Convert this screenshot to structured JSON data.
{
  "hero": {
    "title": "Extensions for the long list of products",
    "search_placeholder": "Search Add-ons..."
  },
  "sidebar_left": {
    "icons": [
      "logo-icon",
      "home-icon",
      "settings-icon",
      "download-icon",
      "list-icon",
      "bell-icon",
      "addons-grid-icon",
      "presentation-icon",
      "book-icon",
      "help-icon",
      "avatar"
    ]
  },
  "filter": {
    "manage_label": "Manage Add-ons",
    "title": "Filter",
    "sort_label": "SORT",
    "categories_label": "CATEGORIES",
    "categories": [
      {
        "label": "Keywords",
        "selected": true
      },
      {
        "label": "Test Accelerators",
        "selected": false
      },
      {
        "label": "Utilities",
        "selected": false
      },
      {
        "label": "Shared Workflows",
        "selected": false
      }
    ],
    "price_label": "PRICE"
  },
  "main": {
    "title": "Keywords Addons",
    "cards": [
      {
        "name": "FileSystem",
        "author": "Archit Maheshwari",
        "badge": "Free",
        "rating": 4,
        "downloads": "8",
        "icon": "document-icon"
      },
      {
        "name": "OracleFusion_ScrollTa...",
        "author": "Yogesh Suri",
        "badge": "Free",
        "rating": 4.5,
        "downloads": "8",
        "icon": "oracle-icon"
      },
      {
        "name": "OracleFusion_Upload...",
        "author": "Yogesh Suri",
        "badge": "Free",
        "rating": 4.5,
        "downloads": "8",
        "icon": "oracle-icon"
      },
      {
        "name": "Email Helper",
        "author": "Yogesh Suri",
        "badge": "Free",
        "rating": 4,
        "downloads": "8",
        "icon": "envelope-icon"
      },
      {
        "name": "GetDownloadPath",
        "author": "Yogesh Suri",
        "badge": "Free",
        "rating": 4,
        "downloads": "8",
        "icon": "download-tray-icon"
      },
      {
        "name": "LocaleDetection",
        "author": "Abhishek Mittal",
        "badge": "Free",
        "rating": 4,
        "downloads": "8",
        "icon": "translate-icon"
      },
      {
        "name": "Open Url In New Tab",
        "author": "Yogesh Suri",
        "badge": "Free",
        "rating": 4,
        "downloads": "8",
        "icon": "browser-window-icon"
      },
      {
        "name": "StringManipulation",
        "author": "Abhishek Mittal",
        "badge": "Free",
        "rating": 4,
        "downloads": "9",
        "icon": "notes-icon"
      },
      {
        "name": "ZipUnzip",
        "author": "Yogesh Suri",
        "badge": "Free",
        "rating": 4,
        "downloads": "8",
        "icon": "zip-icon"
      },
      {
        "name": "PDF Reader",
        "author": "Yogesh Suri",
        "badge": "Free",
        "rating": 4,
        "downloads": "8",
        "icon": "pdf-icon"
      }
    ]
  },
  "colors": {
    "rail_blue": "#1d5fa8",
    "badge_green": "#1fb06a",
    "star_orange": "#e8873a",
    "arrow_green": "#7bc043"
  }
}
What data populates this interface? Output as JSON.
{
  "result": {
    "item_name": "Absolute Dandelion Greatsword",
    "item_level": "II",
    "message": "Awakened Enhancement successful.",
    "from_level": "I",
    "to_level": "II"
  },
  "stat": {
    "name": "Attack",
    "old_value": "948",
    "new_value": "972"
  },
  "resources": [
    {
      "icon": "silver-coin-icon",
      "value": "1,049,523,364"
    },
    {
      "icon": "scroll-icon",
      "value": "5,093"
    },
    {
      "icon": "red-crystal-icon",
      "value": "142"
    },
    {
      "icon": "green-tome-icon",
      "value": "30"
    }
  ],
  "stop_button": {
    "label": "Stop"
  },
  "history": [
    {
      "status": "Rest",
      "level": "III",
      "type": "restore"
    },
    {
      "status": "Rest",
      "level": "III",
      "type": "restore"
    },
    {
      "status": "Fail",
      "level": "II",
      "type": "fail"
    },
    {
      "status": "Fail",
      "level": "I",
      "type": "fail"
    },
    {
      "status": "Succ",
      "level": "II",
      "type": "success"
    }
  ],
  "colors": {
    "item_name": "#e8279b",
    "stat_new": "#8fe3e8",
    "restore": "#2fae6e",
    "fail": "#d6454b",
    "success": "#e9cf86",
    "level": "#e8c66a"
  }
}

────

## Your objective
Track down the lines that include the word "JSON" and copy them.

## Written answer
Convert this screenshot to structured JSON data.
What data populates this interface? Output as JSON.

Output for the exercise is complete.